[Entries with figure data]
──────────────────────────────

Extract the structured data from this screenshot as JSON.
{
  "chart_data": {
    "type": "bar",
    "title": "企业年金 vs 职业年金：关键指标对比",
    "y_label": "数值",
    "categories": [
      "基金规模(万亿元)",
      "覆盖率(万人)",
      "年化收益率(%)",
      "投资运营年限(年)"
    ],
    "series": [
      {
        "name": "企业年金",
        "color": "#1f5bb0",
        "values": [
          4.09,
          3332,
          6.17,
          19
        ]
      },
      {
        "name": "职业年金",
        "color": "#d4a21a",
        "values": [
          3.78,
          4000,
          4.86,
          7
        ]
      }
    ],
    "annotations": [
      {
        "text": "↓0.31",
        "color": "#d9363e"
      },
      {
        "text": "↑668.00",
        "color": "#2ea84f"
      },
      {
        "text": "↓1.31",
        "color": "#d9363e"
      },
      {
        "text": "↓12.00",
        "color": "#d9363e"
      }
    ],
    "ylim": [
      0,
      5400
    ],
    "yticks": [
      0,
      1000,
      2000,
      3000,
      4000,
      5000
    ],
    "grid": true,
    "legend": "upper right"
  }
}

──────────────────────────────

TASK DIRECTIONS: Find every line above that contains the word "text", and return each one.

COMPLETED TASK:
        "text": "↓0.31",
        "text": "↑668.00",
        "text": "↓1.31",
        "text": "↓12.00",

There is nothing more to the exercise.